● PAGE EXCERPT:
* start *

I'm somewhat inclined to think that it's worth first making this robust
without catalog state - even though I find restartability
important. Especially due to not having convenient ways to have cross
database state that we can reset without again needing background
workers. I also wonder if it's not worthwhile to design the feature in a
way that, *in the future*, checksums could be separately set on the
standby/primary - without needing to ship the whole database through
WAL.
Oh, if all relation types had a metapage with a common header, this
would be so much easier...
It'd also be a lot easier if we could map from relfilenode back to a
relation oid, without needing catalog access. That'd allow us to acquire
locks on the relation for a filenode, without needing to be connected to
a database. Again, with a metapage, that'd be quite doable.
Probably not worth doing just for this, but I'm wondering about solving
the metapage issue by just adding a metadata relation fork. Sucks to
increase the number of files further, but I don't really see a path
towards having a metapage for everything, given pg_upgrade compat
requirements. Such a metadata fork, in contrast, could easily be filled
by pg_upgrade. That metadata file could perhaps replace init forks too.
For debuggability storing some information about the relation in that
metadata fork would be great. Being able to identify the type of
relation etc from there, and perhaps even the relname at creation, would
certainly be helpful for cases the database doesn't start up anymore.
With a bit of care, we could allow AMs to store additional information
in there, by having a offset pointer for am information in the common
header.
E.g. for tables it'd be feasible to have the types of columns in there
(since it's associated with a relfilenode, rather than relation, there's
no problem with rewrites), allowing to correctly interpret data without
catalog access when shit has hit the fan.

* end *

● TASKS FOR THIS EXERCISE:
(A) Transcribe the part of the passage on checksums and a metadata fork that begins at the words "I'm somewhat inclined" and stops after "so much easier...".
(B) Pull out each line of the rows that contains the string "flowpath".
The passage on checksums and a metadata fork has no connection to the rows.

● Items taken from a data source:
* start *

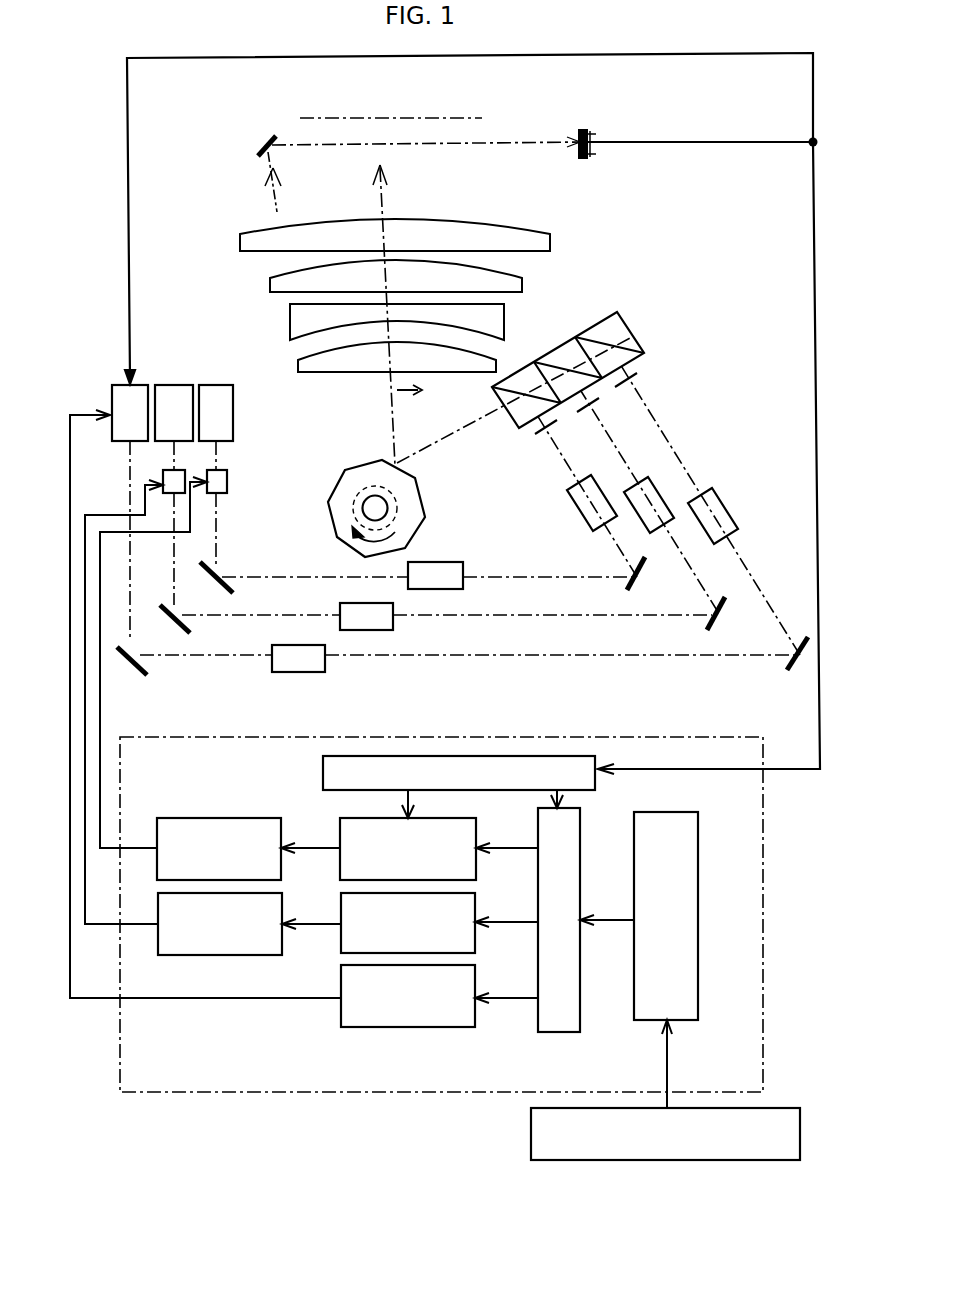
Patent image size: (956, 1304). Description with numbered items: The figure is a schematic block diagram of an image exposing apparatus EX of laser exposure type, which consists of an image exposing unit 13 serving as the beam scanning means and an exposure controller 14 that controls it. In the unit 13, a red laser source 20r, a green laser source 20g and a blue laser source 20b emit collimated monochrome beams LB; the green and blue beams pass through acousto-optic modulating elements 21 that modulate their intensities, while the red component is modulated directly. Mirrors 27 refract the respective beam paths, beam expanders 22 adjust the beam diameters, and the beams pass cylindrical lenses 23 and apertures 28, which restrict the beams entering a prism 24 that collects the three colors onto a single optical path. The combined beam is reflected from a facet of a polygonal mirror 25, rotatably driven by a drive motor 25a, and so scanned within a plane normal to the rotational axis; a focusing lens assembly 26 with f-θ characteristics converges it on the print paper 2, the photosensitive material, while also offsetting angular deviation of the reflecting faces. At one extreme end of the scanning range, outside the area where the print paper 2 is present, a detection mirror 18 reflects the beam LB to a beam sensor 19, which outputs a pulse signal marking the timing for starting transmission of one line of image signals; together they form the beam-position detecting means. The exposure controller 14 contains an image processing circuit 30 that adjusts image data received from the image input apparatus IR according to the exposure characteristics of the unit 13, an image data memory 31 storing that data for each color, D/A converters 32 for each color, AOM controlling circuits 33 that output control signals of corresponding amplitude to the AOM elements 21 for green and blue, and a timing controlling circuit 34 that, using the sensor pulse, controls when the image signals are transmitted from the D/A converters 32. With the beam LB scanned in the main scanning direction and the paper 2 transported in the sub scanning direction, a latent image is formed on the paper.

The print paper 2 is at (418, 118).
The image exposing unit 13 is at (110, 250).
The exposure controller 14 is at (200, 1098).
The detection mirror 18 is at (262, 146).
The beam sensor 19 is at (582, 128).
The red laser source 20r is at (112, 432).
The green laser source 20g is at (172, 385).
The blue laser source 20b is at (233, 388).
The acousto-optic modulating elements 21 is at (185, 470).
The beam expanders 22 is at (436, 592).
The cylindrical lenses 23 is at (600, 477).
The prism 24 is at (637, 323).
The polygonal mirror 25 is at (328, 525).
The drive motor 25a is at (354, 508).
The focusing lens assembly 26 is at (312, 386).
The mirrors 27 is at (215, 600).
The apertures 28 is at (558, 430).
The image processing circuit 30 is at (634, 997).
The image data memory 31 is at (560, 1035).
The D/A converters 32 is at (478, 840).
The AOM controlling circuits 33 is at (284, 866).
The timing controlling circuit 34 is at (322, 773).
The laser beam LB is at (270, 163).
The image exposing apparatus EX is at (792, 790).
The image input apparatus IR is at (531, 1138).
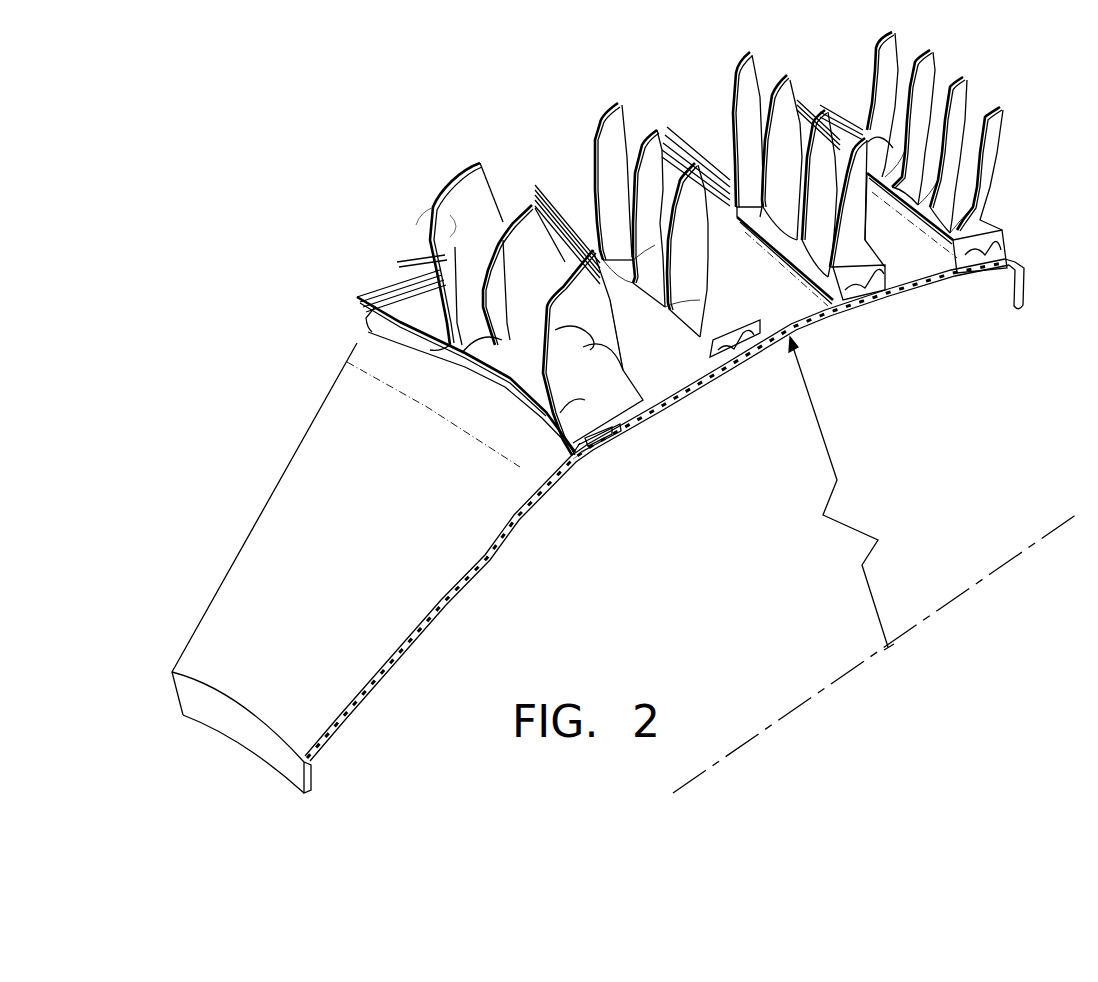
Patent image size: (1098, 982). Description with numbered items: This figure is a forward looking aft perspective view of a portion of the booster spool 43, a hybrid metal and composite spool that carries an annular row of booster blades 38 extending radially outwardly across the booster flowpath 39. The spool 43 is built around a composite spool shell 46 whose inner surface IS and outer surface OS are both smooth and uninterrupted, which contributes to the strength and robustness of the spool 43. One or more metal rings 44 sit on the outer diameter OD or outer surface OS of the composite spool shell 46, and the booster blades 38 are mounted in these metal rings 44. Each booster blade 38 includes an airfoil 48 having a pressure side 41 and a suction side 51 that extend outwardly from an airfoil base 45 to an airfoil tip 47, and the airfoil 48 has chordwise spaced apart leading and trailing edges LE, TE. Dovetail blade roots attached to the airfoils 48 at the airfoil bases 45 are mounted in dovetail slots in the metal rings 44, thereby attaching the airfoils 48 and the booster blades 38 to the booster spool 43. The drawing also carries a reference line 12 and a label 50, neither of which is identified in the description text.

The engine centerline axis 12 is at (977, 585).
The booster blades 38 is at (488, 178).
The booster flowpath 39 is at (792, 302).
The pressure side 41 is at (457, 182).
The booster spool 43 is at (295, 443).
The metal rings 44 is at (697, 383).
The airfoil base 45 is at (565, 447).
The composite spool shell 46 is at (640, 427).
The airfoil tip 47 is at (550, 254).
The airfoil 48 is at (627, 381).
The inner shroud surface 50 is at (575, 456).
The suction side 51 is at (457, 225).
The inner surface IS is at (445, 610).
The outer surface OS is at (903, 267).
The leading edge LE is at (528, 410).
The trailing edge TE is at (627, 327).
The outer diameter OD is at (818, 448).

* end *

● WRITTEN ANSWERS:
(A)
I'm somewhat inclined to think that it's worth first making this robust
without catalog state - even though I find restartability
important. Especially due to not having convenient ways to have cross
database state that we can reset without again needing background
workers. I also wonder if it's not worthwhile to design the feature in a
way that, *in the future*, checksums could be separately set on the
standby/primary - without needing to ship the whole database through
WAL.
Oh, if all relation types had a metapage with a common header, this
would be so much easier...

(B)
Patent image size: (1098, 982). Description with numbered items: This figure is a forward looking aft perspective view of a portion of the booster spool 43, a hybrid metal and composite spool that carries an annular row of booster blades 38 extending radially outwardly across the booster flowpath 39. The spool 43 is built around a composite spool shell 46 whose inner surface IS and outer surface OS are both smooth and uninterrupted, which contributes to the strength and robustness of the spool 43. One or more metal rings 44 sit on the outer diameter OD or outer surface OS of the composite spool shell 46, and the booster blades 38 are mounted in these metal rings 44. Each booster blade 38 includes an airfoil 48 having a pressure side 41 and a suction side 51 that extend outwardly from an airfoil base 45 to an airfoil tip 47, and the airfoil 48 has chordwise spaced apart leading and trailing edges LE, TE. Dovetail blade roots attached to the airfoils 48 at the airfoil bases 45 are mounted in dovetail slots in the metal rings 44, thereby attaching the airfoils 48 and the booster blades 38 to the booster spool 43. The drawing also carries a reference line 12 and a label 50, neither of which is identified in the description text.
The booster flowpath 39 is at (792, 302).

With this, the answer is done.